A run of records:
╔══
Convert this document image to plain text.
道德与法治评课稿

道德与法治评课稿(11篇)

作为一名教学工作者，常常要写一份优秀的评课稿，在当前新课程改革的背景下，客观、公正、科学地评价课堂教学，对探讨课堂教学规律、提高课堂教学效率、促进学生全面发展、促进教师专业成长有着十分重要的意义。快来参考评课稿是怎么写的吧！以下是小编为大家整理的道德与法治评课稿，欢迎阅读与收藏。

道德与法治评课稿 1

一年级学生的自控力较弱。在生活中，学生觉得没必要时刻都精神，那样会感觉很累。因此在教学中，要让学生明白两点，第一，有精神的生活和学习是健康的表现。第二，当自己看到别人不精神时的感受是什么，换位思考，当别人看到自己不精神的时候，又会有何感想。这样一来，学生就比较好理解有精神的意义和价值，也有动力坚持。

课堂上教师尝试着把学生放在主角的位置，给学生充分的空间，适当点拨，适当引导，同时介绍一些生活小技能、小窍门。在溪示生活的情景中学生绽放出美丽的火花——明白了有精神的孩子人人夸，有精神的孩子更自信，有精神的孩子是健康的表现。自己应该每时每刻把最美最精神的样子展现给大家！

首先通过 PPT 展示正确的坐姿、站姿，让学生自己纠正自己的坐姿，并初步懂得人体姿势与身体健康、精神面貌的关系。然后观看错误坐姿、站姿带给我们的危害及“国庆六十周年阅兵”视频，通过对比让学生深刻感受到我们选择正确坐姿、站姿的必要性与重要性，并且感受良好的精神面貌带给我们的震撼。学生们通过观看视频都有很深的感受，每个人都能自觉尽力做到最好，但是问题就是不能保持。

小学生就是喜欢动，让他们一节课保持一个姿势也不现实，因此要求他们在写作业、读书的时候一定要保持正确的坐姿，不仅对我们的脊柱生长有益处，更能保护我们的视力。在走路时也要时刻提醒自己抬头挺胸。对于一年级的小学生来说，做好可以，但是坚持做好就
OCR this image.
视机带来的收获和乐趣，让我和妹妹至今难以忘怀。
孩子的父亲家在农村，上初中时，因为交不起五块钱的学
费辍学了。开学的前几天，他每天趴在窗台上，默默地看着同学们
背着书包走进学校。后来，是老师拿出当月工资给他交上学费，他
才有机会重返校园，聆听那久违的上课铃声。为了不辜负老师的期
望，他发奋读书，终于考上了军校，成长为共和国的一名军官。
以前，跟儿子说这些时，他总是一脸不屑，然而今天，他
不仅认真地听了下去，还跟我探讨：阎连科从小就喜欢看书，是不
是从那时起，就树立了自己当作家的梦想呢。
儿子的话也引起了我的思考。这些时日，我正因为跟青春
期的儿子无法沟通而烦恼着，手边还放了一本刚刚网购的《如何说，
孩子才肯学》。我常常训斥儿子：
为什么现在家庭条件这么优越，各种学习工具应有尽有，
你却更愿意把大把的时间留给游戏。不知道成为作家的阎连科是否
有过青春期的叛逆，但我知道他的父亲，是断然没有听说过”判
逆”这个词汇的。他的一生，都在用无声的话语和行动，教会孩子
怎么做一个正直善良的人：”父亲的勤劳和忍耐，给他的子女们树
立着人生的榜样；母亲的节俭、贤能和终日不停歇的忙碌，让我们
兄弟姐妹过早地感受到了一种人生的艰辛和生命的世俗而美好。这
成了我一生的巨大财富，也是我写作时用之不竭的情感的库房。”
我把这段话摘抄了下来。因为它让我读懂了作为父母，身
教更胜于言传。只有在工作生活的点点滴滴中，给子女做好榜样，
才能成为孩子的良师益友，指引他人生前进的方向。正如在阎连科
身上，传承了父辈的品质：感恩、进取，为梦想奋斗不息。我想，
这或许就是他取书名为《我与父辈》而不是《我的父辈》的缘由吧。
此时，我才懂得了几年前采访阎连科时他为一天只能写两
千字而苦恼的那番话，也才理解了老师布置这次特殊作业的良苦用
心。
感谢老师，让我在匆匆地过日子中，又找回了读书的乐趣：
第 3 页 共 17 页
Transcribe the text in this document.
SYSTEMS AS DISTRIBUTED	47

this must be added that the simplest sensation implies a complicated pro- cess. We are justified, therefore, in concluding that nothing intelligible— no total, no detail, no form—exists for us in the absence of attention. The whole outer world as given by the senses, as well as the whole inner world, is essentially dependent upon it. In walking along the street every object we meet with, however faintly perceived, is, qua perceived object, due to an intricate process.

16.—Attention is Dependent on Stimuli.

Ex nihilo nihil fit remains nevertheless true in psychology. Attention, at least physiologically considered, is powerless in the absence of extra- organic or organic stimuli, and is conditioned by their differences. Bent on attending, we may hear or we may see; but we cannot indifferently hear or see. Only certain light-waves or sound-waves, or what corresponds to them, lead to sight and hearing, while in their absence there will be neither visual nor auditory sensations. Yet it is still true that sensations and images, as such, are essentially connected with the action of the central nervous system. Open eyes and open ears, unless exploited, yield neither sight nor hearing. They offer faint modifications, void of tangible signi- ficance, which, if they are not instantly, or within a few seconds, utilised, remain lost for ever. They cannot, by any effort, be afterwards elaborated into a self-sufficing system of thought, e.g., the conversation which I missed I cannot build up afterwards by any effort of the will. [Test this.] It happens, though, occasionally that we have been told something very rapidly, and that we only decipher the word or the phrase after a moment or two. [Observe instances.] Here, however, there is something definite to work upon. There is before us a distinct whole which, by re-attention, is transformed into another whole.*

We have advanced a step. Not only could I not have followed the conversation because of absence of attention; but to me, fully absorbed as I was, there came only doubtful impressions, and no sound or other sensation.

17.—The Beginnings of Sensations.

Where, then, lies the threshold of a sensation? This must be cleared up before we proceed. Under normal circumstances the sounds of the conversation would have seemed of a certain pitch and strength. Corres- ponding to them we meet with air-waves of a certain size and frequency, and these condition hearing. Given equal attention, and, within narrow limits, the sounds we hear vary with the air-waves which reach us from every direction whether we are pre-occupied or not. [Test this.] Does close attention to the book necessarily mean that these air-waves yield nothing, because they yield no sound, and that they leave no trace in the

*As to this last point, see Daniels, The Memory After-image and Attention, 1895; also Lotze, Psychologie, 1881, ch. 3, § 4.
╚══
**STATED TASK:**
Repeat every record, keeping each word and mark exactly as it is.

**SOLUTION FOR THIS EXERCISE:**
Convert this document image to plain text.
道德与法治评课稿

道德与法治评课稿(11篇)

作为一名教学工作者，常常要写一份优秀的评课稿，在当前新课程改革的背景下，客观、公正、科学地评价课堂教学，对探讨课堂教学规律、提高课堂教学效率、促进学生全面发展、促进教师专业成长有着十分重要的意义。快来参考评课稿是怎么写的吧！以下是小编为大家整理的道德与法治评课稿，欢迎阅读与收藏。

道德与法治评课稿 1

一年级学生的自控力较弱。在生活中，学生觉得没必要时刻都精神，那样会感觉很累。因此在教学中，要让学生明白两点，第一，有精神的生活和学习是健康的表现。第二，当自己看到别人不精神时的感受是什么，换位思考，当别人看到自己不精神的时候，又会有何感想。这样一来，学生就比较好理解有精神的意义和价值，也有动力坚持。

课堂上教师尝试着把学生放在主角的位置，给学生充分的空间，适当点拨，适当引导，同时介绍一些生活小技能、小窍门。在溪示生活的情景中学生绽放出美丽的火花——明白了有精神的孩子人人夸，有精神的孩子更自信，有精神的孩子是健康的表现。自己应该每时每刻把最美最精神的样子展现给大家！

首先通过 PPT 展示正确的坐姿、站姿，让学生自己纠正自己的坐姿，并初步懂得人体姿势与身体健康、精神面貌的关系。然后观看错误坐姿、站姿带给我们的危害及“国庆六十周年阅兵”视频，通过对比让学生深刻感受到我们选择正确坐姿、站姿的必要性与重要性，并且感受良好的精神面貌带给我们的震撼。学生们通过观看视频都有很深的感受，每个人都能自觉尽力做到最好，但是问题就是不能保持。

小学生就是喜欢动，让他们一节课保持一个姿势也不现实，因此要求他们在写作业、读书的时候一定要保持正确的坐姿，不仅对我们的脊柱生长有益处，更能保护我们的视力。在走路时也要时刻提醒自己抬头挺胸。对于一年级的小学生来说，做好可以，但是坚持做好就
OCR this image.
视机带来的收获和乐趣，让我和妹妹至今难以忘怀。
孩子的父亲家在农村，上初中时，因为交不起五块钱的学
费辍学了。开学的前几天，他每天趴在窗台上，默默地看着同学们
背着书包走进学校。后来，是老师拿出当月工资给他交上学费，他
才有机会重返校园，聆听那久违的上课铃声。为了不辜负老师的期
望，他发奋读书，终于考上了军校，成长为共和国的一名军官。
以前，跟儿子说这些时，他总是一脸不屑，然而今天，他
不仅认真地听了下去，还跟我探讨：阎连科从小就喜欢看书，是不
是从那时起，就树立了自己当作家的梦想呢。
儿子的话也引起了我的思考。这些时日，我正因为跟青春
期的儿子无法沟通而烦恼着，手边还放了一本刚刚网购的《如何说，
孩子才肯学》。我常常训斥儿子：
为什么现在家庭条件这么优越，各种学习工具应有尽有，
你却更愿意把大把的时间留给游戏。不知道成为作家的阎连科是否
有过青春期的叛逆，但我知道他的父亲，是断然没有听说过”判
逆”这个词汇的。他的一生，都在用无声的话语和行动，教会孩子
怎么做一个正直善良的人：”父亲的勤劳和忍耐，给他的子女们树
立着人生的榜样；母亲的节俭、贤能和终日不停歇的忙碌，让我们
兄弟姐妹过早地感受到了一种人生的艰辛和生命的世俗而美好。这
成了我一生的巨大财富，也是我写作时用之不竭的情感的库房。”
我把这段话摘抄了下来。因为它让我读懂了作为父母，身
教更胜于言传。只有在工作生活的点点滴滴中，给子女做好榜样，
才能成为孩子的良师益友，指引他人生前进的方向。正如在阎连科
身上，传承了父辈的品质：感恩、进取，为梦想奋斗不息。我想，
这或许就是他取书名为《我与父辈》而不是《我的父辈》的缘由吧。
此时，我才懂得了几年前采访阎连科时他为一天只能写两
千字而苦恼的那番话，也才理解了老师布置这次特殊作业的良苦用
心。
感谢老师，让我在匆匆地过日子中，又找回了读书的乐趣：
第 3 页 共 17 页
Transcribe the text in this document.
SYSTEMS AS DISTRIBUTED	47

this must be added that the simplest sensation implies a complicated pro- cess. We are justified, therefore, in concluding that nothing intelligible— no total, no detail, no form—exists for us in the absence of attention. The whole outer world as given by the senses, as well as the whole inner world, is essentially dependent upon it. In walking along the street every object we meet with, however faintly perceived, is, qua perceived object, due to an intricate process.

16.—Attention is Dependent on Stimuli.

Ex nihilo nihil fit remains nevertheless true in psychology. Attention, at least physiologically considered, is powerless in the absence of extra- organic or organic stimuli, and is conditioned by their differences. Bent on attending, we may hear or we may see; but we cannot indifferently hear or see. Only certain light-waves or sound-waves, or what corresponds to them, lead to sight and hearing, while in their absence there will be neither visual nor auditory sensations. Yet it is still true that sensations and images, as such, are essentially connected with the action of the central nervous system. Open eyes and open ears, unless exploited, yield neither sight nor hearing. They offer faint modifications, void of tangible signi- ficance, which, if they are not instantly, or within a few seconds, utilised, remain lost for ever. They cannot, by any effort, be afterwards elaborated into a self-sufficing system of thought, e.g., the conversation which I missed I cannot build up afterwards by any effort of the will. [Test this.] It happens, though, occasionally that we have been told something very rapidly, and that we only decipher the word or the phrase after a moment or two. [Observe instances.] Here, however, there is something definite to work upon. There is before us a distinct whole which, by re-attention, is transformed into another whole.*

We have advanced a step. Not only could I not have followed the conversation because of absence of attention; but to me, fully absorbed as I was, there came only doubtful impressions, and no sound or other sensation.

17.—The Beginnings of Sensations.

Where, then, lies the threshold of a sensation? This must be cleared up before we proceed. Under normal circumstances the sounds of the conversation would have seemed of a certain pitch and strength. Corres- ponding to them we meet with air-waves of a certain size and frequency, and these condition hearing. Given equal attention, and, within narrow limits, the sounds we hear vary with the air-waves which reach us from every direction whether we are pre-occupied or not. [Test this.] Does close attention to the book necessarily mean that these air-waves yield nothing, because they yield no sound, and that they leave no trace in the

*As to this last point, see Daniels, The Memory After-image and Attention, 1895; also Lotze, Psychologie, 1881, ch. 3, § 4.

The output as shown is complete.